● WORK TO BE COMPLETED
Scan the records and identify every line in which the string "checked" occurs, then return those lines.

● EXERCISE MATERIAL

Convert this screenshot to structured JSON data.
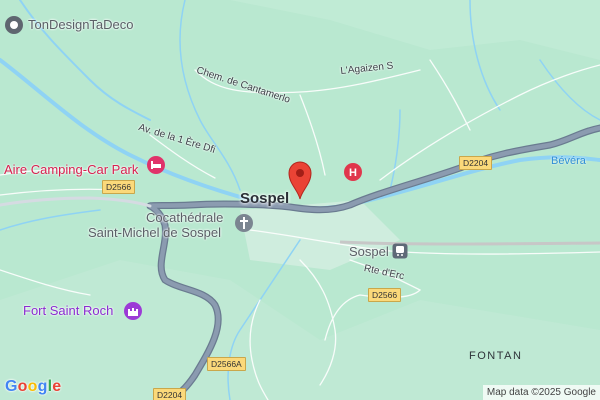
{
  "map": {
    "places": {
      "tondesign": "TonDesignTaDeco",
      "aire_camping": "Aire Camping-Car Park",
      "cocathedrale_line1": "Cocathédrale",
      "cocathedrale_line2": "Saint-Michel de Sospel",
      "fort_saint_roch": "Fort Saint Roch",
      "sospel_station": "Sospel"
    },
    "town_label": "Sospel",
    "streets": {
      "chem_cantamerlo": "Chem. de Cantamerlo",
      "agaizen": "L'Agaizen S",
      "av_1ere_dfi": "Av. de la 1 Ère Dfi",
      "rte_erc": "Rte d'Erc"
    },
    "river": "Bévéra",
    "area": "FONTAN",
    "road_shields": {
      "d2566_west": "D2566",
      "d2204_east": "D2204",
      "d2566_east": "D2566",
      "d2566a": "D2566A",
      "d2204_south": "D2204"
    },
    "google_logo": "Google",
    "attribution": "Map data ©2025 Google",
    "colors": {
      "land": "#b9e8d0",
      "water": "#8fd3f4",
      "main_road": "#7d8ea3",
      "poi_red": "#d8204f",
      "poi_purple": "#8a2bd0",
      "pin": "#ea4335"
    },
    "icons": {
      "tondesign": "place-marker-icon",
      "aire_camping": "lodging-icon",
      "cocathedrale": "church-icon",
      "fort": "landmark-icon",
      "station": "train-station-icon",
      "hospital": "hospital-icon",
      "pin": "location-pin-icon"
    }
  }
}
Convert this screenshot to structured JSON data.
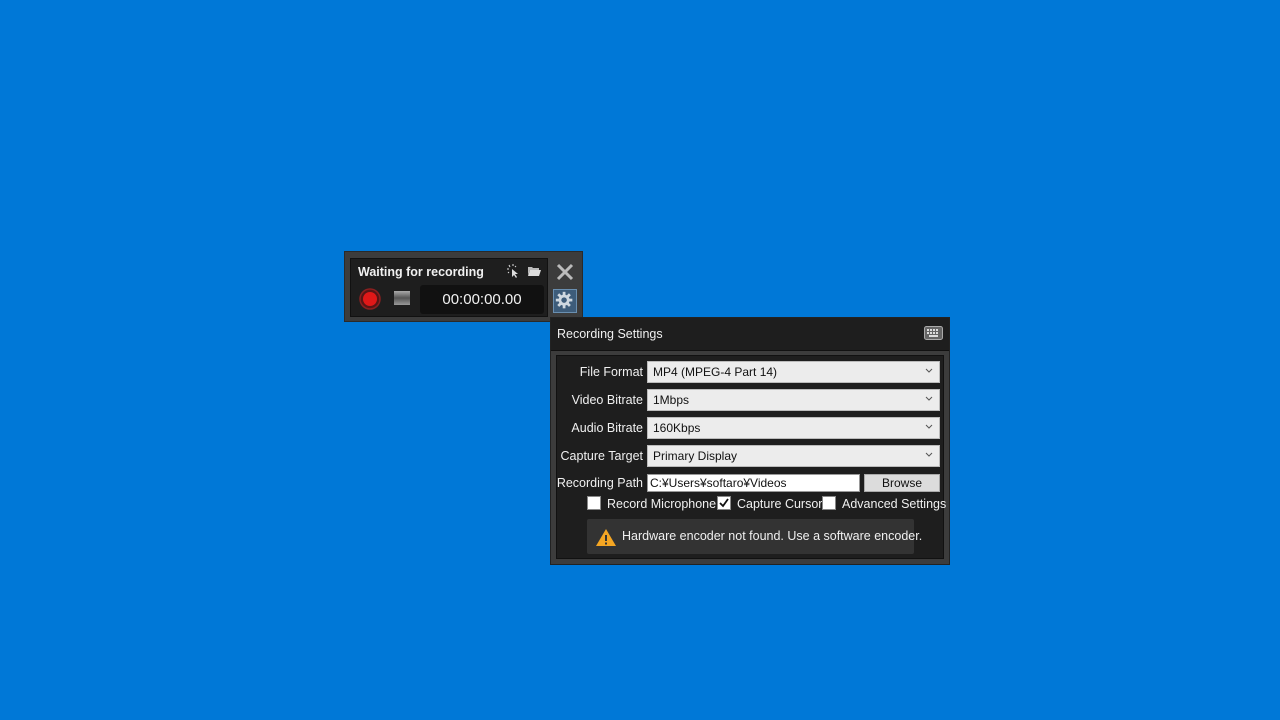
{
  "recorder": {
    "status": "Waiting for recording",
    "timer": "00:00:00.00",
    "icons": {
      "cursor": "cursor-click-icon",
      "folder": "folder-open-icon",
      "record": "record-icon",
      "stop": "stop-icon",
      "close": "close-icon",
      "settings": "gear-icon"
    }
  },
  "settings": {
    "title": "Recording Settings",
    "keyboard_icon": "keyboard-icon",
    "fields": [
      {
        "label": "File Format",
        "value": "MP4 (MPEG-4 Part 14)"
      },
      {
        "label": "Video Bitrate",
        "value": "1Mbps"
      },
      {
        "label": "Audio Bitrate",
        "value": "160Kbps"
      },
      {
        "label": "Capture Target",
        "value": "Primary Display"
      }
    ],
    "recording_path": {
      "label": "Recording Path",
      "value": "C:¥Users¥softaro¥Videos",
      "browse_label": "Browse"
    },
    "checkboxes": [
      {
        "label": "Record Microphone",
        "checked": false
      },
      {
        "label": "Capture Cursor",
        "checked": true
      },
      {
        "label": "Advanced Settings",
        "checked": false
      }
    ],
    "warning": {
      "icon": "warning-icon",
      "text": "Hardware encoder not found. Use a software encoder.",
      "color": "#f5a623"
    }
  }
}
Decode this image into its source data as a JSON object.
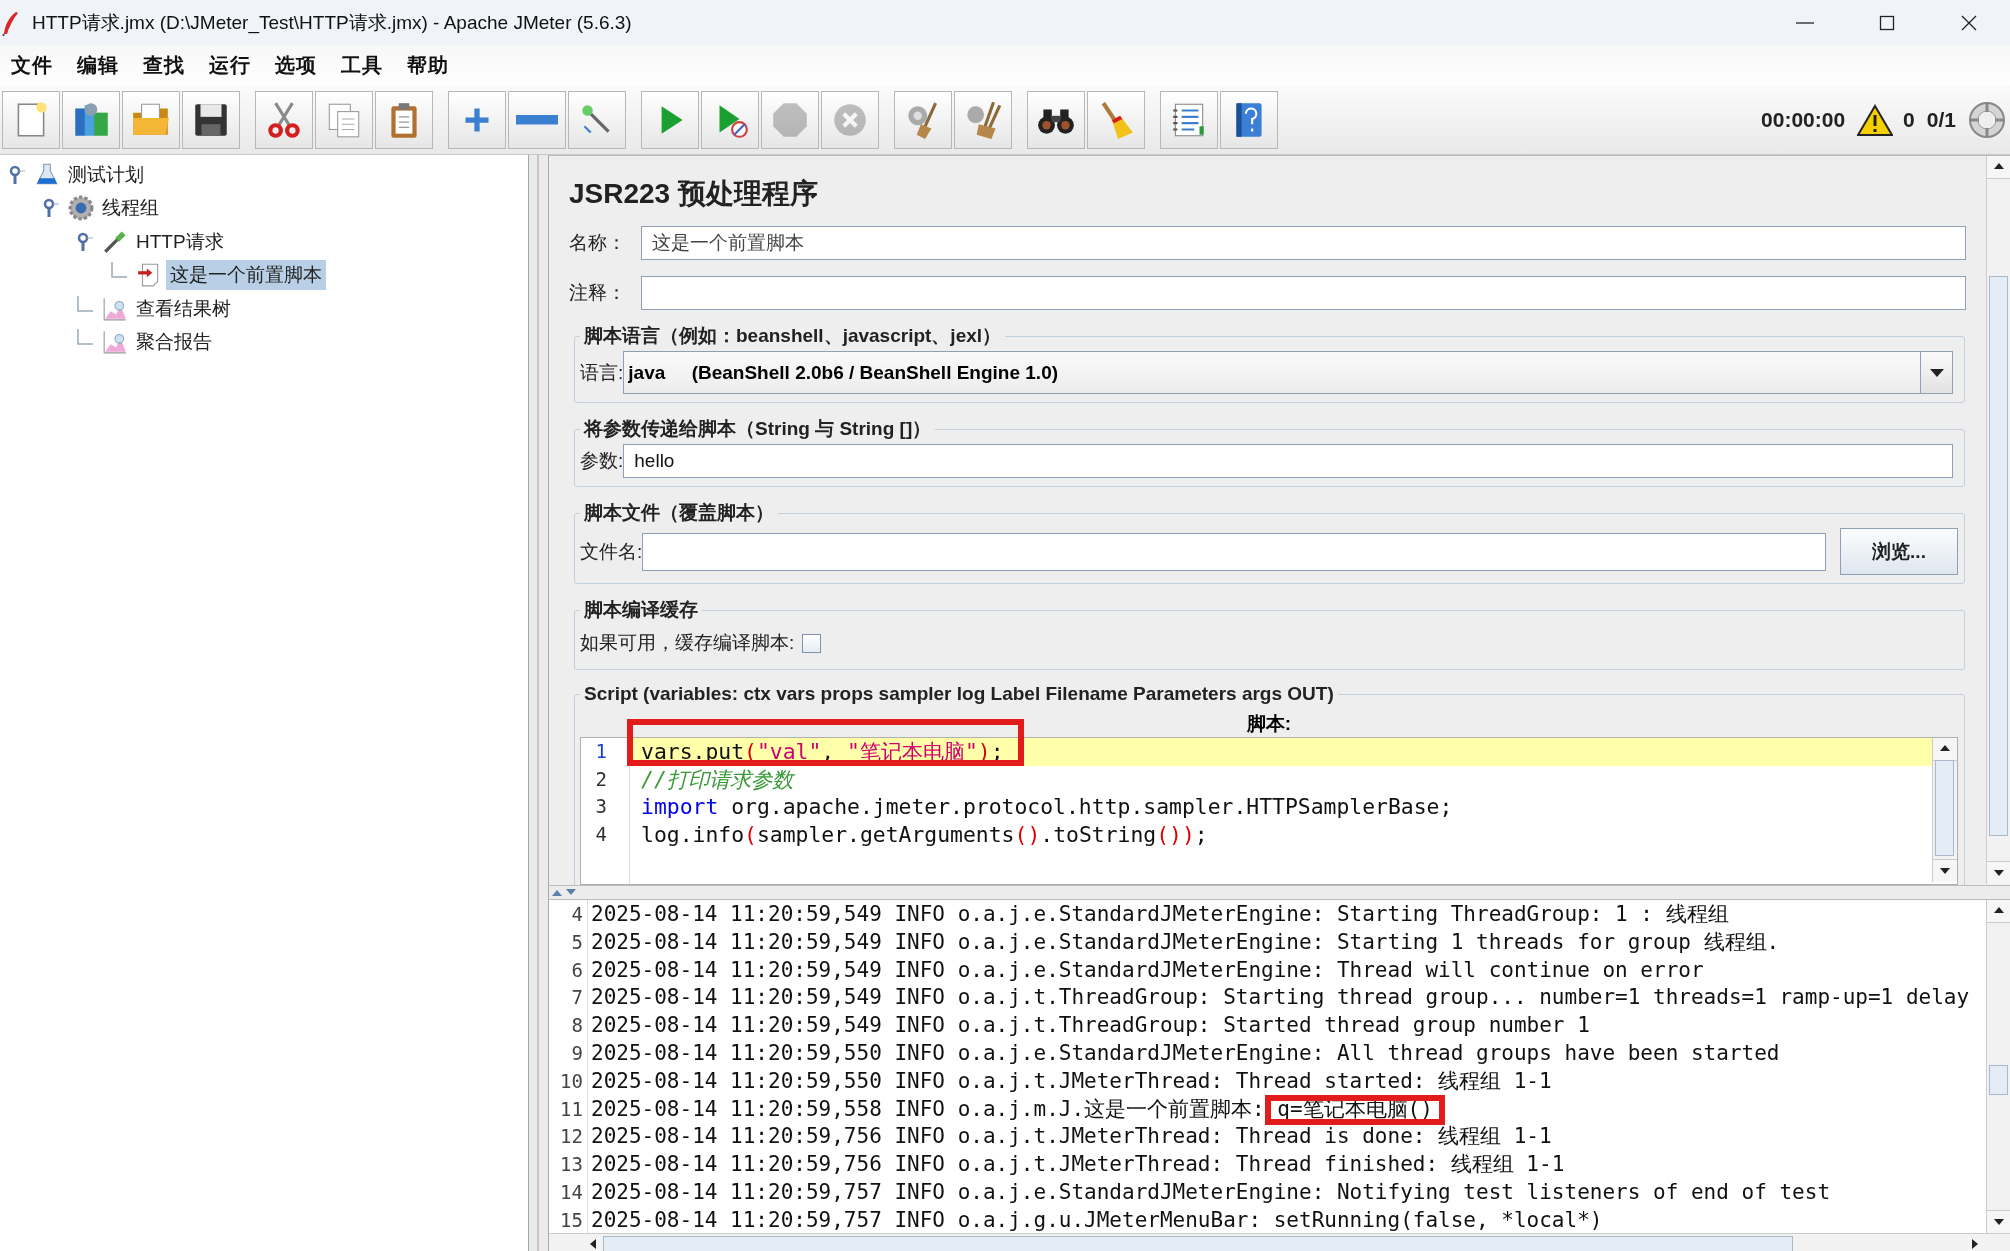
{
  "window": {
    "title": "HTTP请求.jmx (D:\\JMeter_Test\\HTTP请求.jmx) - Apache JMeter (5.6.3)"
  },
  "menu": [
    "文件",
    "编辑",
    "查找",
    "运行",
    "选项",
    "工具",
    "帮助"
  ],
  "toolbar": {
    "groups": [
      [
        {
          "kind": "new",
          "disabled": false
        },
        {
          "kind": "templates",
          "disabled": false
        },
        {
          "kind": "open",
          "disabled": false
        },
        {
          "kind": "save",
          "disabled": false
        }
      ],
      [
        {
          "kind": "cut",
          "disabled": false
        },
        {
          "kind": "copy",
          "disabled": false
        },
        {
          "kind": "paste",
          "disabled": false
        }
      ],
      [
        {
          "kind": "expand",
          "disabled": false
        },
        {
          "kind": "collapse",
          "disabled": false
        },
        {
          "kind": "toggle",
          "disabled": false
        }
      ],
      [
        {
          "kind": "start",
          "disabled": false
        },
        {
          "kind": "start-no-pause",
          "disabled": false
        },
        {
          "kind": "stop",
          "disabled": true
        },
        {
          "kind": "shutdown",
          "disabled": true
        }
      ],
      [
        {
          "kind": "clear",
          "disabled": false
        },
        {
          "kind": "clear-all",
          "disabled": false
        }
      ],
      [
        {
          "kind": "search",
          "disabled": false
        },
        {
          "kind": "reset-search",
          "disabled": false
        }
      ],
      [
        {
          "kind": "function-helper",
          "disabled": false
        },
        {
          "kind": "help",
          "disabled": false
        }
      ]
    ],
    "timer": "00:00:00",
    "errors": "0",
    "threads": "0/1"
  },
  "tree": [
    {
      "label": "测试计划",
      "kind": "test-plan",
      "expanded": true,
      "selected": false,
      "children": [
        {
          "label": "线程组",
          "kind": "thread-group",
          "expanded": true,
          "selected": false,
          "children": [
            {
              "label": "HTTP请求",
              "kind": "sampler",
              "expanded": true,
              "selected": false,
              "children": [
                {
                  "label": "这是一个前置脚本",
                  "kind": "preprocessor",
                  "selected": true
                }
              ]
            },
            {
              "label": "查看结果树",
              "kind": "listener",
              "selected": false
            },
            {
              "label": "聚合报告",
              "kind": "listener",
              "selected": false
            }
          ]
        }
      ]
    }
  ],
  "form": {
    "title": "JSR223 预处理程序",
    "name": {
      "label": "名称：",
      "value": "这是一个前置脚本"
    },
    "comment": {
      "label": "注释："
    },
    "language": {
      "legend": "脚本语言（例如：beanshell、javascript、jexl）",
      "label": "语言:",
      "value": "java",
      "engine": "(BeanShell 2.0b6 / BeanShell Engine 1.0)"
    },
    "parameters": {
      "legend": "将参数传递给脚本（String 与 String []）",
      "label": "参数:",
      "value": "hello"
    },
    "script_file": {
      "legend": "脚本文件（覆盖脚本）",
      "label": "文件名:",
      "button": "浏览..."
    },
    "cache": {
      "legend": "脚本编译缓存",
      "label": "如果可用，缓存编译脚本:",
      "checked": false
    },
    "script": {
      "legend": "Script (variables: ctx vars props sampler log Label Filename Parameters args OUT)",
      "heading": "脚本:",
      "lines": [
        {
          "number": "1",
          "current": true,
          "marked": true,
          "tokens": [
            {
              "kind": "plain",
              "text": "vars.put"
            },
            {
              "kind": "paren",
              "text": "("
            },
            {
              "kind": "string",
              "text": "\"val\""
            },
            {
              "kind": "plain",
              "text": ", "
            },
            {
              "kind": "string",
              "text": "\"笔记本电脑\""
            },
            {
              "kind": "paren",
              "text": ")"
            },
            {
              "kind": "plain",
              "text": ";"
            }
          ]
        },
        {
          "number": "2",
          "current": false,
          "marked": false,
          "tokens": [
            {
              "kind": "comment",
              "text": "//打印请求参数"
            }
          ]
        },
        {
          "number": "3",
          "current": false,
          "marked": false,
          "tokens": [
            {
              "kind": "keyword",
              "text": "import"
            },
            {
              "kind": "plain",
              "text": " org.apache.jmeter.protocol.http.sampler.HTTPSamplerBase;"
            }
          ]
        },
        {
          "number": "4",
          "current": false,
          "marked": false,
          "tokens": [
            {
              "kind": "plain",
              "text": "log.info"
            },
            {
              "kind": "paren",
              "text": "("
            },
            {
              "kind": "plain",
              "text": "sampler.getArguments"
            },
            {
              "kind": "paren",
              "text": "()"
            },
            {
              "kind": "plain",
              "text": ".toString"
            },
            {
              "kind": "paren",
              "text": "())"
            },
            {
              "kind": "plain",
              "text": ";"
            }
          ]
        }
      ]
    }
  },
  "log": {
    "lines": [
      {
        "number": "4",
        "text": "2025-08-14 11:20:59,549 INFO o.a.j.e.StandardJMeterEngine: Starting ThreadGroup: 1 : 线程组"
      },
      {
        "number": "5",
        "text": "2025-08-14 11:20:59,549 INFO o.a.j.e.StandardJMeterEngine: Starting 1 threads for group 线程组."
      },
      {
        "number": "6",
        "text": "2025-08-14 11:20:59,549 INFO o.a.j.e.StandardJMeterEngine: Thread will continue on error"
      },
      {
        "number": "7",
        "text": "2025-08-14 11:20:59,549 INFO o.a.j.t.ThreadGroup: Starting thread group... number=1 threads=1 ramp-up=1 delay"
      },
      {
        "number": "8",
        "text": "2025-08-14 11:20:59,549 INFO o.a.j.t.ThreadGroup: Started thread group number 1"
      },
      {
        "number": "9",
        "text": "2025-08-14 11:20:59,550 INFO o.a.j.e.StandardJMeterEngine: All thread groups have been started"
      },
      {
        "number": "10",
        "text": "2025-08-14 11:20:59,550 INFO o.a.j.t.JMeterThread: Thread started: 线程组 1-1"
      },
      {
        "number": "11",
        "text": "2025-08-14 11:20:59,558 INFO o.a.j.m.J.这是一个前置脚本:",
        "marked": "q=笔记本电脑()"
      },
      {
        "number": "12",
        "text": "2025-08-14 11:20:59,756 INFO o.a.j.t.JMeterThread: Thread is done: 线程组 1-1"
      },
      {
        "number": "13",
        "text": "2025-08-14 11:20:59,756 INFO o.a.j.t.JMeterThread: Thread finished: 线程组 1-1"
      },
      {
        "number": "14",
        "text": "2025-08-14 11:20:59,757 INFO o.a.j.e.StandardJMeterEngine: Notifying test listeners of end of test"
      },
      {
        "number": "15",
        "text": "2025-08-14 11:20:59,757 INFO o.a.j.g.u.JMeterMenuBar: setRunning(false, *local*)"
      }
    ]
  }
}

● FINAL RESULT
        "checked": false
        "checked": true
        "checked": false
      "checked": false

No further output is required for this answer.